━━━━━ Listed entries ━━━━━

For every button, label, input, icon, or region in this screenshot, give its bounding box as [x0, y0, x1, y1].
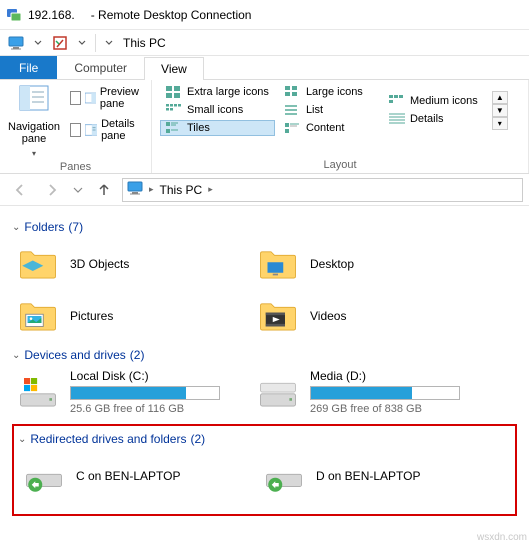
- preview-pane-label: Preview pane: [100, 86, 147, 110]
- drive-usage-bar: [70, 386, 220, 400]
- layout-small-icons[interactable]: Small icons: [160, 102, 275, 118]
- title-suffix: - Remote Desktop Connection: [91, 8, 252, 22]
- content-area: ⌄ Folders (7) 3D Objects Desktop Picture…: [0, 206, 529, 516]
- folder-videos[interactable]: Videos: [252, 290, 492, 342]
- folders-grid: 3D Objects Desktop Pictures Videos: [12, 238, 517, 342]
- thispc-crumb-icon: [127, 180, 143, 199]
- section-folders-count: (7): [68, 220, 83, 234]
- tab-view[interactable]: View: [144, 57, 204, 80]
- tile-subtitle: 25.6 GB free of 116 GB: [70, 403, 248, 415]
- chevron-down-icon: ⌄: [12, 222, 20, 233]
- drive-local-c[interactable]: Local Disk (C:) 25.6 GB free of 116 GB: [12, 366, 252, 418]
- section-devices-count: (2): [130, 348, 145, 362]
- checkbox-icon: [70, 91, 81, 105]
- ribbon-group-layout: Extra large icons Small icons Tiles Larg…: [152, 80, 529, 173]
- navigation-pane-button[interactable]: Navigation pane ▾: [8, 84, 60, 159]
- redirected-drive-icon: [262, 454, 306, 498]
- chevron-down-icon: ▾: [32, 149, 36, 158]
- rdp-icon: [6, 7, 22, 23]
- watermark: wsxdn.com: [477, 532, 527, 543]
- ribbon-tabs: File Computer View: [0, 56, 529, 80]
- layout-gallery-scroll: ▲ ▼ ▾: [492, 91, 508, 130]
- tile-title: C on BEN-LAPTOP: [76, 469, 254, 483]
- qat-dropdown2-icon[interactable]: [74, 32, 90, 54]
- drive-usage-bar: [310, 386, 460, 400]
- nav-forward-button[interactable]: [38, 178, 66, 202]
- folder-icon: [256, 294, 300, 338]
- chevron-right-icon[interactable]: ▸: [208, 184, 213, 195]
- tab-computer[interactable]: Computer: [57, 56, 144, 79]
- section-devices-header[interactable]: ⌄ Devices and drives (2): [12, 348, 517, 362]
- chevron-down-icon: ⌄: [18, 434, 26, 445]
- redirected-grid: C on BEN-LAPTOP D on BEN-LAPTOP: [18, 450, 511, 502]
- chevron-down-icon: ⌄: [12, 350, 20, 361]
- drives-grid: Local Disk (C:) 25.6 GB free of 116 GB M…: [12, 366, 517, 418]
- scroll-down-button[interactable]: ▼: [492, 104, 508, 117]
- title-ip: 192.168.: [28, 8, 75, 22]
- tile-subtitle: 269 GB free of 838 GB: [310, 403, 488, 415]
- qat-location: This PC: [123, 36, 166, 50]
- folder-icon: [16, 294, 60, 338]
- panes-group-label: Panes: [8, 159, 143, 173]
- tile-title: D on BEN-LAPTOP: [316, 469, 494, 483]
- separator: [95, 34, 96, 52]
- preview-pane-button[interactable]: Preview pane: [66, 84, 151, 112]
- ribbon: Navigation pane ▾ Preview pane Details p…: [0, 80, 529, 174]
- details-pane-button[interactable]: Details pane: [66, 116, 151, 144]
- details-pane-label: Details pane: [101, 118, 147, 142]
- tile-title: Videos: [310, 309, 488, 323]
- redirected-highlight-box: ⌄ Redirected drives and folders (2) C on…: [12, 424, 517, 516]
- layout-group-label: Layout: [160, 157, 520, 171]
- chevron-right-icon[interactable]: ▸: [149, 184, 154, 195]
- layout-tiles[interactable]: Tiles: [160, 120, 275, 136]
- nav-back-button[interactable]: [6, 178, 34, 202]
- drive-os-icon: [16, 370, 60, 414]
- section-redirected-title: Redirected drives and folders: [30, 432, 186, 446]
- folder-desktop[interactable]: Desktop: [252, 238, 492, 290]
- properties-icon[interactable]: [48, 32, 72, 54]
- folder-3d-objects[interactable]: 3D Objects: [12, 238, 252, 290]
- scroll-up-button[interactable]: ▲: [492, 91, 508, 104]
- section-devices-title: Devices and drives: [24, 348, 125, 362]
- tile-title: Media (D:): [310, 369, 488, 383]
- layout-extra-large-icons[interactable]: Extra large icons: [160, 84, 275, 100]
- drive-media-d[interactable]: Media (D:) 269 GB free of 838 GB: [252, 366, 492, 418]
- address-bar-row: ▸ This PC ▸: [0, 174, 529, 206]
- redirected-drive-c[interactable]: C on BEN-LAPTOP: [18, 450, 258, 502]
- quick-access-toolbar: This PC: [0, 30, 529, 56]
- tile-title: 3D Objects: [70, 257, 248, 271]
- nav-history-button[interactable]: [70, 178, 86, 202]
- layout-content[interactable]: Content: [279, 120, 379, 136]
- folder-icon: [16, 242, 60, 286]
- layout-medium-icons[interactable]: Medium icons: [383, 93, 484, 109]
- section-folders-title: Folders: [24, 220, 64, 234]
- checkbox-icon: [70, 123, 81, 137]
- section-redirected-header[interactable]: ⌄ Redirected drives and folders (2): [18, 432, 511, 446]
- redirected-drive-d[interactable]: D on BEN-LAPTOP: [258, 450, 498, 502]
- layout-list[interactable]: List: [279, 102, 379, 118]
- section-folders-header[interactable]: ⌄ Folders (7): [12, 220, 517, 234]
- navigation-pane-label: Navigation pane: [8, 121, 60, 145]
- qat-dropdown-icon[interactable]: [30, 32, 46, 54]
- qat-customize-icon[interactable]: [101, 32, 117, 54]
- tab-file[interactable]: File: [0, 56, 57, 79]
- ribbon-group-panes: Navigation pane ▾ Preview pane Details p…: [0, 80, 152, 173]
- address-bar[interactable]: ▸ This PC ▸: [122, 178, 523, 202]
- tile-title: Pictures: [70, 309, 248, 323]
- thispc-icon[interactable]: [4, 32, 28, 54]
- tile-title: Local Disk (C:): [70, 369, 248, 383]
- scroll-expand-button[interactable]: ▾: [492, 117, 508, 130]
- nav-up-button[interactable]: [90, 178, 118, 202]
- redirected-drive-icon: [22, 454, 66, 498]
- layout-details[interactable]: Details: [383, 111, 484, 127]
- drive-icon: [256, 370, 300, 414]
- breadcrumb-thispc[interactable]: This PC: [160, 183, 203, 197]
- folder-pictures[interactable]: Pictures: [12, 290, 252, 342]
- layout-large-icons[interactable]: Large icons: [279, 84, 379, 100]
- folder-icon: [256, 242, 300, 286]
- tile-title: Desktop: [310, 257, 488, 271]
- section-redirected-count: (2): [190, 432, 205, 446]
- window-titlebar: 192.168. - Remote Desktop Connection: [0, 0, 529, 30]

━━━━━

Do this:
Rewrite all of the data above, substituting "tile-heading" for each occurrence of "tile-title" and keeping everything else unchanged. Leave the pictures out.

Task response:
For every button, label, input, icon, or region in this screenshot, give its bounding box as [x0, y0, x1, y1].
- preview-pane-label: Preview pane: [100, 86, 147, 110]
- drive-usage-bar: [70, 386, 220, 400]
- layout-small-icons[interactable]: Small icons: [160, 102, 275, 118]
- title-suffix: - Remote Desktop Connection: [91, 8, 252, 22]
- content-area: ⌄ Folders (7) 3D Objects Desktop Picture…: [0, 206, 529, 516]
- folder-videos[interactable]: Videos: [252, 290, 492, 342]
- folders-grid: 3D Objects Desktop Pictures Videos: [12, 238, 517, 342]
- thispc-crumb-icon: [127, 180, 143, 199]
- section-folders-count: (7): [68, 220, 83, 234]
- tab-view[interactable]: View: [144, 57, 204, 80]
- tile-subtitle: 25.6 GB free of 116 GB: [70, 403, 248, 415]
- chevron-down-icon: ⌄: [12, 222, 20, 233]
- drive-local-c[interactable]: Local Disk (C:) 25.6 GB free of 116 GB: [12, 366, 252, 418]
- section-devices-count: (2): [130, 348, 145, 362]
- checkbox-icon: [70, 91, 81, 105]
- ribbon-group-layout: Extra large icons Small icons Tiles Larg…: [152, 80, 529, 173]
- navigation-pane-button[interactable]: Navigation pane ▾: [8, 84, 60, 159]
- redirected-drive-icon: [262, 454, 306, 498]
- chevron-down-icon: ▾: [32, 149, 36, 158]
- rdp-icon: [6, 7, 22, 23]
- watermark: wsxdn.com: [477, 532, 527, 543]
- ribbon-tabs: File Computer View: [0, 56, 529, 80]
- layout-gallery-scroll: ▲ ▼ ▾: [492, 91, 508, 130]
- tile-heading: C on BEN-LAPTOP: [76, 469, 254, 483]
- qat-dropdown2-icon[interactable]: [74, 32, 90, 54]
- drive-usage-bar: [310, 386, 460, 400]
- nav-forward-button[interactable]: [38, 178, 66, 202]
- folder-icon: [256, 294, 300, 338]
- chevron-right-icon[interactable]: ▸: [208, 184, 213, 195]
- tab-computer[interactable]: Computer: [57, 56, 144, 79]
- section-devices-header[interactable]: ⌄ Devices and drives (2): [12, 348, 517, 362]
- chevron-down-icon: ⌄: [18, 434, 26, 445]
- redirected-grid: C on BEN-LAPTOP D on BEN-LAPTOP: [18, 450, 511, 502]
- chevron-down-icon: ⌄: [12, 350, 20, 361]
- drives-grid: Local Disk (C:) 25.6 GB free of 116 GB M…: [12, 366, 517, 418]
- scroll-down-button[interactable]: ▼: [492, 104, 508, 117]
- title-ip: 192.168.: [28, 8, 75, 22]
- tile-subtitle: 269 GB free of 838 GB: [310, 403, 488, 415]
- qat-location: This PC: [123, 36, 166, 50]
- folder-icon: [16, 294, 60, 338]
- panes-group-label: Panes: [8, 159, 143, 173]
- tile-heading: D on BEN-LAPTOP: [316, 469, 494, 483]
- separator: [95, 34, 96, 52]
- preview-pane-button[interactable]: Preview pane: [66, 84, 151, 112]
- ribbon: Navigation pane ▾ Preview pane Details p…: [0, 80, 529, 174]
- details-pane-button[interactable]: Details pane: [66, 116, 151, 144]
- details-pane-label: Details pane: [101, 118, 147, 142]
- tile-heading: Videos: [310, 309, 488, 323]
- redirected-highlight-box: ⌄ Redirected drives and folders (2) C on…: [12, 424, 517, 516]
- layout-group-label: Layout: [160, 157, 520, 171]
- chevron-right-icon[interactable]: ▸: [149, 184, 154, 195]
- layout-tiles[interactable]: Tiles: [160, 120, 275, 136]
- nav-back-button[interactable]: [6, 178, 34, 202]
- drive-os-icon: [16, 370, 60, 414]
- section-redirected-title: Redirected drives and folders: [30, 432, 186, 446]
- folder-desktop[interactable]: Desktop: [252, 238, 492, 290]
- properties-icon[interactable]: [48, 32, 72, 54]
- folder-3d-objects[interactable]: 3D Objects: [12, 238, 252, 290]
- scroll-up-button[interactable]: ▲: [492, 91, 508, 104]
- section-devices-title: Devices and drives: [24, 348, 125, 362]
- tile-heading: Media (D:): [310, 369, 488, 383]
- layout-extra-large-icons[interactable]: Extra large icons: [160, 84, 275, 100]
- drive-media-d[interactable]: Media (D:) 269 GB free of 838 GB: [252, 366, 492, 418]
- address-bar-row: ▸ This PC ▸: [0, 174, 529, 206]
- redirected-drive-c[interactable]: C on BEN-LAPTOP: [18, 450, 258, 502]
- quick-access-toolbar: This PC: [0, 30, 529, 56]
- tile-heading: 3D Objects: [70, 257, 248, 271]
- nav-history-button[interactable]: [70, 178, 86, 202]
- layout-content[interactable]: Content: [279, 120, 379, 136]
- folder-icon: [16, 242, 60, 286]
- layout-medium-icons[interactable]: Medium icons: [383, 93, 484, 109]
- section-folders-title: Folders: [24, 220, 64, 234]
- checkbox-icon: [70, 123, 81, 137]
- section-redirected-header[interactable]: ⌄ Redirected drives and folders (2): [18, 432, 511, 446]
- redirected-drive-d[interactable]: D on BEN-LAPTOP: [258, 450, 498, 502]
- layout-list[interactable]: List: [279, 102, 379, 118]
- section-folders-header[interactable]: ⌄ Folders (7): [12, 220, 517, 234]
- navigation-pane-label: Navigation pane: [8, 121, 60, 145]
- qat-dropdown-icon[interactable]: [30, 32, 46, 54]
- qat-customize-icon[interactable]: [101, 32, 117, 54]
- tab-file[interactable]: File: [0, 56, 57, 79]
- ribbon-group-panes: Navigation pane ▾ Preview pane Details p…: [0, 80, 152, 173]
- address-bar[interactable]: ▸ This PC ▸: [122, 178, 523, 202]
- tile-heading: Pictures: [70, 309, 248, 323]
- thispc-icon[interactable]: [4, 32, 28, 54]
- tile-heading: Local Disk (C:): [70, 369, 248, 383]
- scroll-expand-button[interactable]: ▾: [492, 117, 508, 130]
- nav-up-button[interactable]: [90, 178, 118, 202]
- redirected-drive-icon: [22, 454, 66, 498]
- layout-details[interactable]: Details: [383, 111, 484, 127]
- drive-icon: [256, 370, 300, 414]
- breadcrumb-thispc[interactable]: This PC: [160, 183, 203, 197]
- folder-pictures[interactable]: Pictures: [12, 290, 252, 342]
- layout-large-icons[interactable]: Large icons: [279, 84, 379, 100]
- folder-icon: [256, 242, 300, 286]
- tile-heading: Desktop: [310, 257, 488, 271]
- section-redirected-count: (2): [190, 432, 205, 446]
- window-titlebar: 192.168. - Remote Desktop Connection: [0, 0, 529, 30]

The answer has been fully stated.